Each line of the material below that holds the word "this" needs to be copied.

□ □ □ □ □

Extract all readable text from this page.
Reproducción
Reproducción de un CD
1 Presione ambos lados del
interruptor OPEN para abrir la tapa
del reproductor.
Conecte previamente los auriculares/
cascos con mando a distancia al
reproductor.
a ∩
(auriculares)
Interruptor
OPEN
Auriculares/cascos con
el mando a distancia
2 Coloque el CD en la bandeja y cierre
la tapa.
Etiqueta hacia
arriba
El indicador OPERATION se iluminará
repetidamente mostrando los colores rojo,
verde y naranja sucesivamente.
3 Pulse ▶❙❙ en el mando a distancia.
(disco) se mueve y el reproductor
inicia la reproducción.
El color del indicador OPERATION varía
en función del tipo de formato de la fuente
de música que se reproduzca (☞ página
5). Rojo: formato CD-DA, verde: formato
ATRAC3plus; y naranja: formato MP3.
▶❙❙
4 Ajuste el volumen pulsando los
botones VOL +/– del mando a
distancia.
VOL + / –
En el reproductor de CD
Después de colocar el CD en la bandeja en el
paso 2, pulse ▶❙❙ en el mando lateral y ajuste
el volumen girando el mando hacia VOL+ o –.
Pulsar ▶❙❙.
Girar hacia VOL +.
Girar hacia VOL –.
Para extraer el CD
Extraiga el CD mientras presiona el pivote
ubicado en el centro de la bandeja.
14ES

□ □ □ □ □

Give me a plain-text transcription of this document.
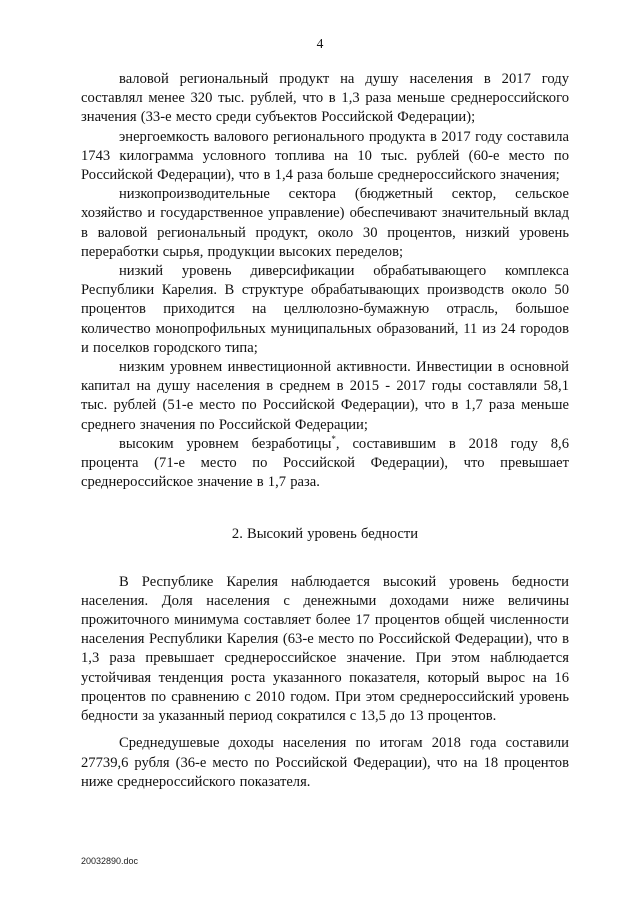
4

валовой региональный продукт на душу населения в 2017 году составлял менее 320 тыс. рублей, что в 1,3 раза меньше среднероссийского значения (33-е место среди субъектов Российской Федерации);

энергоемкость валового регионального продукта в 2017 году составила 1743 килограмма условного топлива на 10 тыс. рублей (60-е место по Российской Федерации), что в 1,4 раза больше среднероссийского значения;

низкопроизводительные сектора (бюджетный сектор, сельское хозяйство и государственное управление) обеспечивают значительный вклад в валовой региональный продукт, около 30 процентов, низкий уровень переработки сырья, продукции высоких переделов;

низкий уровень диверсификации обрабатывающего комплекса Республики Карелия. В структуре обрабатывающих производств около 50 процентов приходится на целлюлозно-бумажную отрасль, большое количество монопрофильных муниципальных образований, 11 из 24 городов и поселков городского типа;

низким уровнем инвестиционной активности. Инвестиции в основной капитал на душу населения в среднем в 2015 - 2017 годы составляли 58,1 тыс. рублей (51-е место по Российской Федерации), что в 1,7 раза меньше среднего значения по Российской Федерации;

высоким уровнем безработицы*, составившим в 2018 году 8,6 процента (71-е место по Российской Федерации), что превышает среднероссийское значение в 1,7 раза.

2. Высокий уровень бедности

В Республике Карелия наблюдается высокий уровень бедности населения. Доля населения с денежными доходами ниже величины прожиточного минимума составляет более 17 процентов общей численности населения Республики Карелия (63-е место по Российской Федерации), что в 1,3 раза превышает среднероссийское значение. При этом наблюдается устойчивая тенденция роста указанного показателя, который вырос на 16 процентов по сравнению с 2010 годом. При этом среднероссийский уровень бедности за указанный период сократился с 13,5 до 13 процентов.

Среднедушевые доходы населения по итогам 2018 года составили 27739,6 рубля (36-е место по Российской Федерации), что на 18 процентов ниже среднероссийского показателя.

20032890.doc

□ □ □ □ □

**ANSWER TO THE TASK**
Extract all readable text from this page.
Give me a plain-text transcription of this document.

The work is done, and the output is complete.